◆ **Your instructions**:
Quote every line below exactly and skip any picture.

*** Provided records

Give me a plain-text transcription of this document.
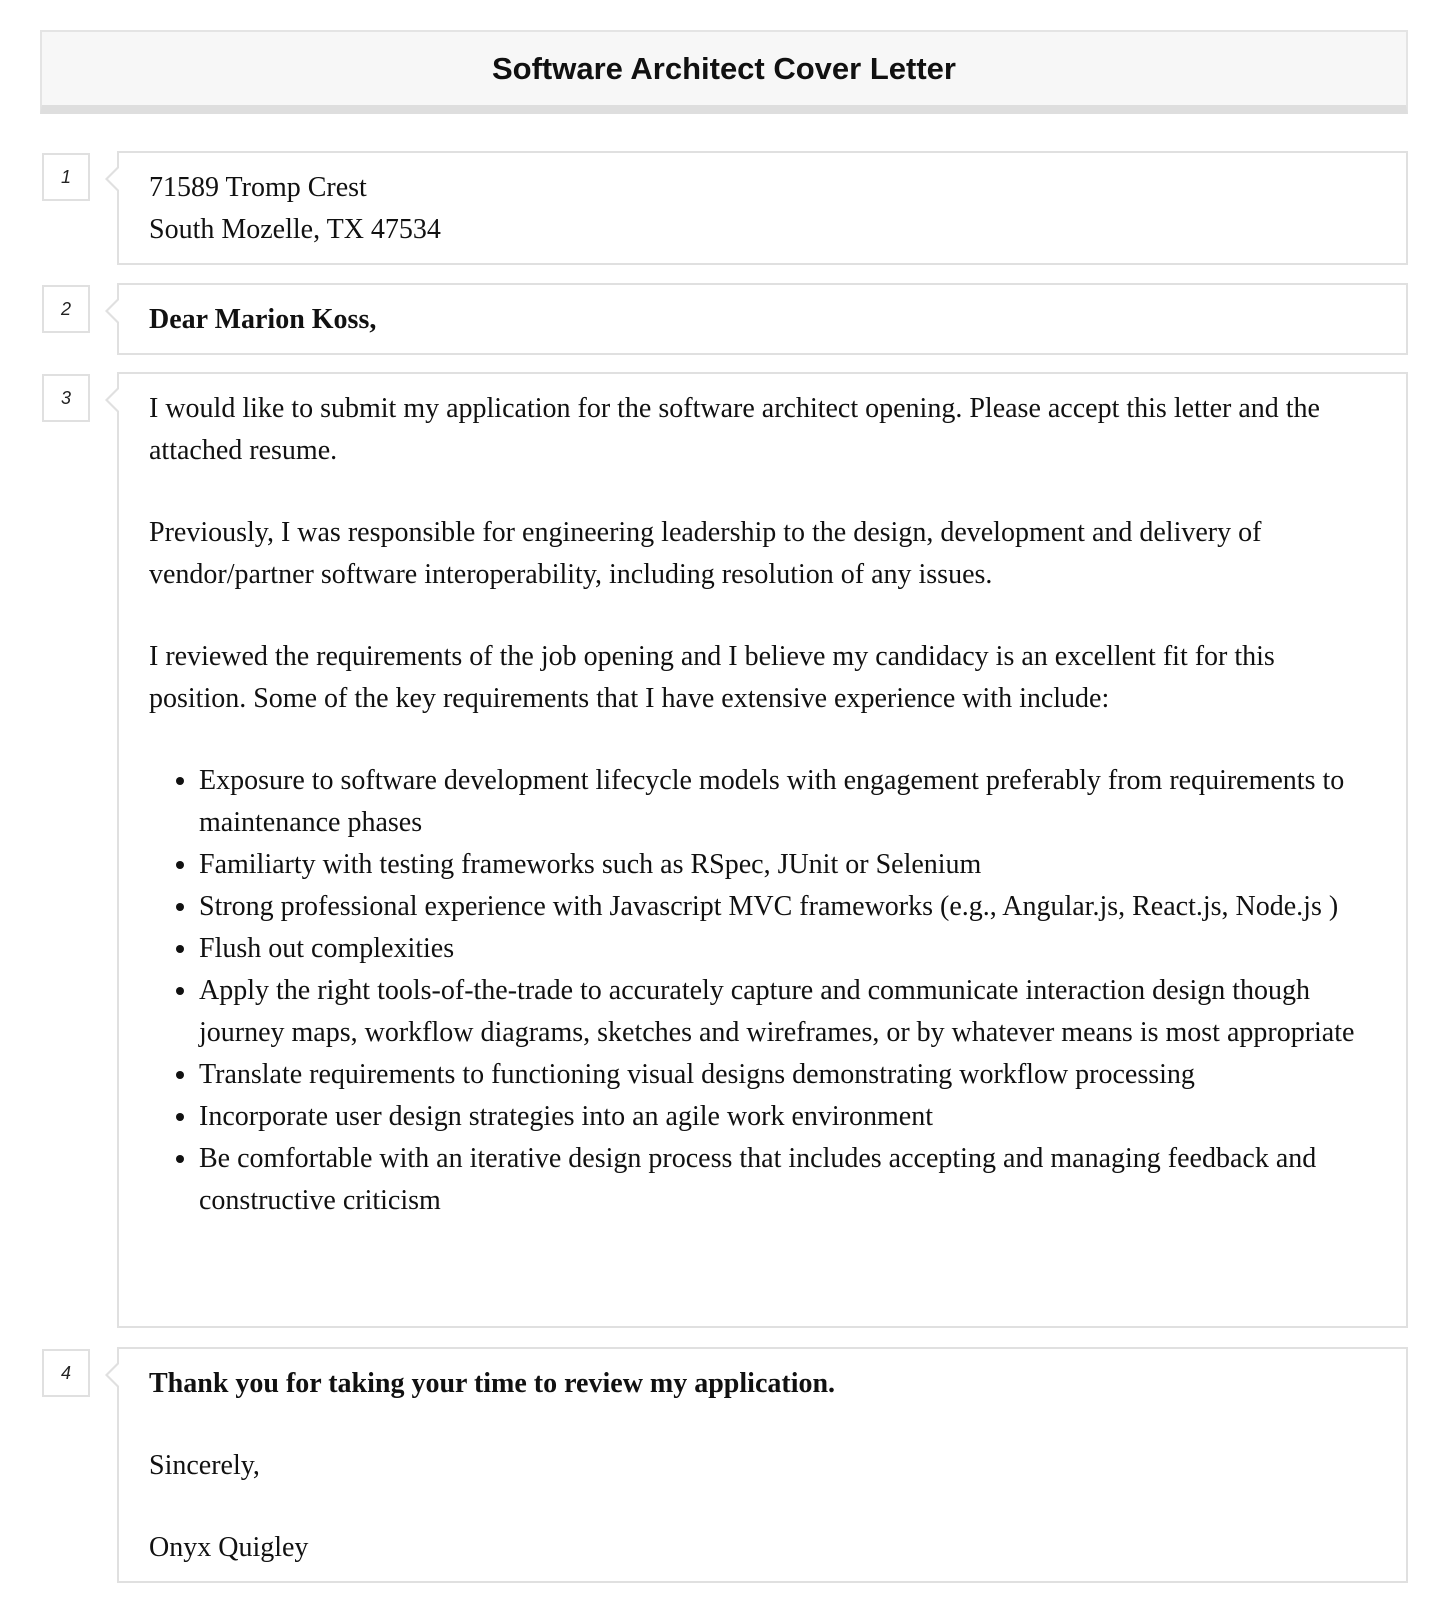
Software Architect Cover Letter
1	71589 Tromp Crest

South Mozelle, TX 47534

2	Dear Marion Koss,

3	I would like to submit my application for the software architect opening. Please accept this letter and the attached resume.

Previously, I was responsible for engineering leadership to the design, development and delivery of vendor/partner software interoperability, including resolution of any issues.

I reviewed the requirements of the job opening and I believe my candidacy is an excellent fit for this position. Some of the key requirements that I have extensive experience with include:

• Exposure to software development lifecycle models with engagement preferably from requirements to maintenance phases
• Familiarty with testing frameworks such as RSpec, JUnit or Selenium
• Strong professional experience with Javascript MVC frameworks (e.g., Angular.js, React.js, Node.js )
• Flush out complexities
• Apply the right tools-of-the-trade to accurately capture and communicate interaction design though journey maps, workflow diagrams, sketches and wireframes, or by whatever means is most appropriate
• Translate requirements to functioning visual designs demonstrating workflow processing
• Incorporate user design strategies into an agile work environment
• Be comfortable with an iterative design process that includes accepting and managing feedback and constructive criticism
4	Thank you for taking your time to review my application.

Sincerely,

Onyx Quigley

******

◆ **Output**:
Give me a plain-text transcription of this document.
Software Architect Cover Letter
1	71589 Tromp Crest

South Mozelle, TX 47534

2	Dear Marion Koss,

3	I would like to submit my application for the software architect opening. Please accept this letter and the attached resume.

Previously, I was responsible for engineering leadership to the design, development and delivery of vendor/partner software interoperability, including resolution of any issues.

I reviewed the requirements of the job opening and I believe my candidacy is an excellent fit for this position. Some of the key requirements that I have extensive experience with include:

• Exposure to software development lifecycle models with engagement preferably from requirements to maintenance phases
• Familiarty with testing frameworks such as RSpec, JUnit or Selenium
• Strong professional experience with Javascript MVC frameworks (e.g., Angular.js, React.js, Node.js )
• Flush out complexities
• Apply the right tools-of-the-trade to accurately capture and communicate interaction design though journey maps, workflow diagrams, sketches and wireframes, or by whatever means is most appropriate
• Translate requirements to functioning visual designs demonstrating workflow processing
• Incorporate user design strategies into an agile work environment
• Be comfortable with an iterative design process that includes accepting and managing feedback and constructive criticism
4	Thank you for taking your time to review my application.

Sincerely,

Onyx Quigley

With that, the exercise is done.